■ **Aim**: Find the lines below that contain the word "Deforestation" and count them. Only the number should be given.

* Begin Stored rows *

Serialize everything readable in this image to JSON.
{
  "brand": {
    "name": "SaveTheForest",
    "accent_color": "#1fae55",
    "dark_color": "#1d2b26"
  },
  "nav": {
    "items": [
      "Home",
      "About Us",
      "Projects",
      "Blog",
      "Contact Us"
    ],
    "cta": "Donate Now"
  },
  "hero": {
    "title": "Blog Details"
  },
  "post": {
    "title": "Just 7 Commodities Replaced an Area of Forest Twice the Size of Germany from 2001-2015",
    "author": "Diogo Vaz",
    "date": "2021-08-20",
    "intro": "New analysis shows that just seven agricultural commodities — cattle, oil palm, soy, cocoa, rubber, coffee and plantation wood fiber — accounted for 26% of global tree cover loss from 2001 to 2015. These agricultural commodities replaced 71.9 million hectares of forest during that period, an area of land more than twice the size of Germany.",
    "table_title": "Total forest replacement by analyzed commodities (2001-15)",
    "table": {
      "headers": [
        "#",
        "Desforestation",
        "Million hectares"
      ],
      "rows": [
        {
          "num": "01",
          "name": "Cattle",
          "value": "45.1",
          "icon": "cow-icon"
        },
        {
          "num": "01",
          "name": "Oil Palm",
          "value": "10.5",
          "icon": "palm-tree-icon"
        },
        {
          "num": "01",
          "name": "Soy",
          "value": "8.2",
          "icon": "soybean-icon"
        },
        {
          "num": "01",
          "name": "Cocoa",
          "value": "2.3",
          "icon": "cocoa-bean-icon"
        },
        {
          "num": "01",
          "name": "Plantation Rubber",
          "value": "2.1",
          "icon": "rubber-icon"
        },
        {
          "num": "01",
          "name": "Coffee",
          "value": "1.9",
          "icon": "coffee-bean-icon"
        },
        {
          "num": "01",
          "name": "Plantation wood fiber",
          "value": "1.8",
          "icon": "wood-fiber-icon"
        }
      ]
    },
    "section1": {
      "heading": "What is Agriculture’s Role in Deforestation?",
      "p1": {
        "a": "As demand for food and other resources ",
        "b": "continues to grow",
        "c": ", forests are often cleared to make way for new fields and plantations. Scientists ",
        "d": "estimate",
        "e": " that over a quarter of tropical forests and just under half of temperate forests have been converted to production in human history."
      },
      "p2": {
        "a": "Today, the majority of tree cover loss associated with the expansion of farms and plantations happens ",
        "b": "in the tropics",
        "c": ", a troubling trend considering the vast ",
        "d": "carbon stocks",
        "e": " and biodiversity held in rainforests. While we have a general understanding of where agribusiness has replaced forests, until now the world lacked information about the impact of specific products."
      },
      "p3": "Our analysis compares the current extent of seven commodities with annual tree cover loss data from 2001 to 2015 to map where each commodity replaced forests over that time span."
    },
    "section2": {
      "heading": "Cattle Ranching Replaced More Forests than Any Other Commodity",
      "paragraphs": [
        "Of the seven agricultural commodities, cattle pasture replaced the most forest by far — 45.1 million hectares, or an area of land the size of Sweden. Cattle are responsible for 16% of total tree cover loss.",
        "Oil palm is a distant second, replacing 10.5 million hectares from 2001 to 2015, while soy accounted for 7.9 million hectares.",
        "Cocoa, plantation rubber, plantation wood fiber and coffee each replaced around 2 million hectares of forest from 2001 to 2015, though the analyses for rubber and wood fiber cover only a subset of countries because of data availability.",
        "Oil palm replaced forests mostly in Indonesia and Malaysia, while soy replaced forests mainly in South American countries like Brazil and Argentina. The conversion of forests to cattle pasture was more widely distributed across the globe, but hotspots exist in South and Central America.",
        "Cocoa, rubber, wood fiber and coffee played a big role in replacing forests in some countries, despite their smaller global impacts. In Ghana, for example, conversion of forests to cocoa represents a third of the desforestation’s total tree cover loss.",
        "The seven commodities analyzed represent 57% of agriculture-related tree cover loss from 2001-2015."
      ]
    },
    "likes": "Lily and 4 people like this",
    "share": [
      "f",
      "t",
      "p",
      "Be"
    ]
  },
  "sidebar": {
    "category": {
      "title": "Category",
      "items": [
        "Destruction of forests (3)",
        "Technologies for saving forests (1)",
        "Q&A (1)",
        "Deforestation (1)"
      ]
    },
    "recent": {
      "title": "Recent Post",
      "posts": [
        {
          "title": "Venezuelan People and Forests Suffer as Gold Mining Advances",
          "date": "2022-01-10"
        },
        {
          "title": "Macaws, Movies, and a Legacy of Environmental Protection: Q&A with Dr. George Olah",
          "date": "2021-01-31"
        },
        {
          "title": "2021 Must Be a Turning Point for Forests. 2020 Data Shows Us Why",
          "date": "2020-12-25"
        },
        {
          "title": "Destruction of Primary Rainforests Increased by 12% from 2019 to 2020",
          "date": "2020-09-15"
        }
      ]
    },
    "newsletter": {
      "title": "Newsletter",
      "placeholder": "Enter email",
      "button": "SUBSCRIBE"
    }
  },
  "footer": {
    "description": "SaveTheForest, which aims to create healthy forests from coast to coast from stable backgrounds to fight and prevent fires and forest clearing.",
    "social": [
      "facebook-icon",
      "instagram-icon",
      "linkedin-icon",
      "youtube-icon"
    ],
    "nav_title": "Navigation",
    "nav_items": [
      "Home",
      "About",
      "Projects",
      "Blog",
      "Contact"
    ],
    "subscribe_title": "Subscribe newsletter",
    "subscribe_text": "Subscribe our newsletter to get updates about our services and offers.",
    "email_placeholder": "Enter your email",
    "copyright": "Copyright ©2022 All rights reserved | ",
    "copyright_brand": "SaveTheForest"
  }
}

* End Stored rows *
* Begin Stored rows *

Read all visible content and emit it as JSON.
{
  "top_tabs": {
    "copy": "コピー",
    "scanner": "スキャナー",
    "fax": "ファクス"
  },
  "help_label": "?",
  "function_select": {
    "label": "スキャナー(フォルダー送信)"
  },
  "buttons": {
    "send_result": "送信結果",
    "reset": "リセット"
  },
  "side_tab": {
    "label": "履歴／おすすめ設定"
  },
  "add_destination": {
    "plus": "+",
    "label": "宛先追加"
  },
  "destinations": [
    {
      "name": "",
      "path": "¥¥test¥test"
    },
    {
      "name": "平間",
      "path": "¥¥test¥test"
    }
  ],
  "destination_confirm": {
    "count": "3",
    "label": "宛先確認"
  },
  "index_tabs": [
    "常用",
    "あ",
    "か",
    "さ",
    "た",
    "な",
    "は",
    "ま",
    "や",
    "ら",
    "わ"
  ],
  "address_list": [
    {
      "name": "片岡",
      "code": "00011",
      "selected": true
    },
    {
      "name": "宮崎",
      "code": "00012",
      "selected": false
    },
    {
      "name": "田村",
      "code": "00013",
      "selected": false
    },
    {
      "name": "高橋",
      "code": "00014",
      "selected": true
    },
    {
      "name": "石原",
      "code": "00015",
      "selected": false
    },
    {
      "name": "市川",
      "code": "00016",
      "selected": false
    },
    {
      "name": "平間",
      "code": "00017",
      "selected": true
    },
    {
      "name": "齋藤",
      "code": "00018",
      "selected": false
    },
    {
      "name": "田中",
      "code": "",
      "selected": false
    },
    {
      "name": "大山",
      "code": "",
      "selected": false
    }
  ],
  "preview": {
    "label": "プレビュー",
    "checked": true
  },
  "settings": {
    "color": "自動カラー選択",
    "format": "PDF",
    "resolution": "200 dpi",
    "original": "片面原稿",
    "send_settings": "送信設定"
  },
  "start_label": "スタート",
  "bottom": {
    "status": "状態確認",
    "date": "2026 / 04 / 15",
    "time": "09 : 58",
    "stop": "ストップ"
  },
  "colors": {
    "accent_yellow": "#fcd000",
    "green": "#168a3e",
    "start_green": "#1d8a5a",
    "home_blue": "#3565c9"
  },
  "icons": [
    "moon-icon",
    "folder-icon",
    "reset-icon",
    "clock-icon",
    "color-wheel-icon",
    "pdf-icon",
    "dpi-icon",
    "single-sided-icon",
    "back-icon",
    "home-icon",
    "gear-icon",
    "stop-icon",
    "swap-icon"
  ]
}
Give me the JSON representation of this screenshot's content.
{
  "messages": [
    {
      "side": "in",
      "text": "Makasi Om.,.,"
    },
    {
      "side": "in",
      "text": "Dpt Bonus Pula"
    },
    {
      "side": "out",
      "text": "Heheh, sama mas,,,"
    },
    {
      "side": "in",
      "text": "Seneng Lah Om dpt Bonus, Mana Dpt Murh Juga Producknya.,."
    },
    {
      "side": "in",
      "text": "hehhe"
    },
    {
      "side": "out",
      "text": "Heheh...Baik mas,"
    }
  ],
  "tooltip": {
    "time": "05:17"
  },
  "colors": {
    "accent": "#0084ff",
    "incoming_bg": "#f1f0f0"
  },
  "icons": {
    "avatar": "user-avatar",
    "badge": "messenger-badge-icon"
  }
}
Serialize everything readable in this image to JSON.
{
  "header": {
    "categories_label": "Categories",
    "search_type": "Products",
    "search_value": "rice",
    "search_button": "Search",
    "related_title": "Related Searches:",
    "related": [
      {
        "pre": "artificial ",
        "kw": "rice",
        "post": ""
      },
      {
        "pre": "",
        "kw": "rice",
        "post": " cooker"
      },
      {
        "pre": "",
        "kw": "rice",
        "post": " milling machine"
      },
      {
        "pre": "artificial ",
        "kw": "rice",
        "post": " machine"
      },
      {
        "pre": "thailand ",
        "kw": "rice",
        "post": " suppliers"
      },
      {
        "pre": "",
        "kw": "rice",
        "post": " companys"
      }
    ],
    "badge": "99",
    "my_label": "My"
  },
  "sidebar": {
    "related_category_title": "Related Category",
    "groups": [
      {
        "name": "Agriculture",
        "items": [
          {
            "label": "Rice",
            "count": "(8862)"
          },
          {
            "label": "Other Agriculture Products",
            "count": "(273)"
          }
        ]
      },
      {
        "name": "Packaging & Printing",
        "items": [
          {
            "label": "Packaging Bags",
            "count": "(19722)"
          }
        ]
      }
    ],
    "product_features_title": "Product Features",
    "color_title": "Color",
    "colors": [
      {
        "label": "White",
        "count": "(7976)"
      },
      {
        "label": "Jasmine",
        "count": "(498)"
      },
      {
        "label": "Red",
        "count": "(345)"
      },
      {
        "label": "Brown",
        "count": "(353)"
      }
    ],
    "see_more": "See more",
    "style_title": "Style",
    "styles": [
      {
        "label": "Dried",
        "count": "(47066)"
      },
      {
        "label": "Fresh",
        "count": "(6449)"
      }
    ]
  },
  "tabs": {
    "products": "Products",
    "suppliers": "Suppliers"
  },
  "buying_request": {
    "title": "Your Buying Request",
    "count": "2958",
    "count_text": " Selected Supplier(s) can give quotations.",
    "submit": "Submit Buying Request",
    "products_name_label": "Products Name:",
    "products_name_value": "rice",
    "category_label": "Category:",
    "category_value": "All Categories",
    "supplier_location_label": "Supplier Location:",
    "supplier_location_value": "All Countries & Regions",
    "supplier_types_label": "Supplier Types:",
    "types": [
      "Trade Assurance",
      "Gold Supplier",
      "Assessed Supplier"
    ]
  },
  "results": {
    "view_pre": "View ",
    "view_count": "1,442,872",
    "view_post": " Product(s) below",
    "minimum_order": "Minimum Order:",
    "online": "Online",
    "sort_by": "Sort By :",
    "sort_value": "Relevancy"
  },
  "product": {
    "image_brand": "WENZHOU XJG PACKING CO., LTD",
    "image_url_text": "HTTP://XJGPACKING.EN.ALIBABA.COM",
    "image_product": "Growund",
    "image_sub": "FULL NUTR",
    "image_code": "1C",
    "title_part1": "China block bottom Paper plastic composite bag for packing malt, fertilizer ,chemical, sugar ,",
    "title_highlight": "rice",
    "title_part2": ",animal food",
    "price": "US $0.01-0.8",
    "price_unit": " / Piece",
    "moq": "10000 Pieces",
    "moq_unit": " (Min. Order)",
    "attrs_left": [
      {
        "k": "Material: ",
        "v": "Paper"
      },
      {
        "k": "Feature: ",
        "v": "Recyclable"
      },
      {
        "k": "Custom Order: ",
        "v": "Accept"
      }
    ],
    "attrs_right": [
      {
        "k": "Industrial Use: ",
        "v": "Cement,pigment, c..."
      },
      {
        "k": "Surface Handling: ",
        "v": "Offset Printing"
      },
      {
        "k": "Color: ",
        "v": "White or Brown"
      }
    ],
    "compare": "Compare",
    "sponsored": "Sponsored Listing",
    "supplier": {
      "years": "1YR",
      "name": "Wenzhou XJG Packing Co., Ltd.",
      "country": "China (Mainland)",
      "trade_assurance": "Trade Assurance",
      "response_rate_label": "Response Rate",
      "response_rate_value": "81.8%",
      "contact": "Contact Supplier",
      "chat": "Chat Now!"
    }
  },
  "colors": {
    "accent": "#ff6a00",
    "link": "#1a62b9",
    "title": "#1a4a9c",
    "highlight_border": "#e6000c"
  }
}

* End Stored rows *

■ **Result**: 2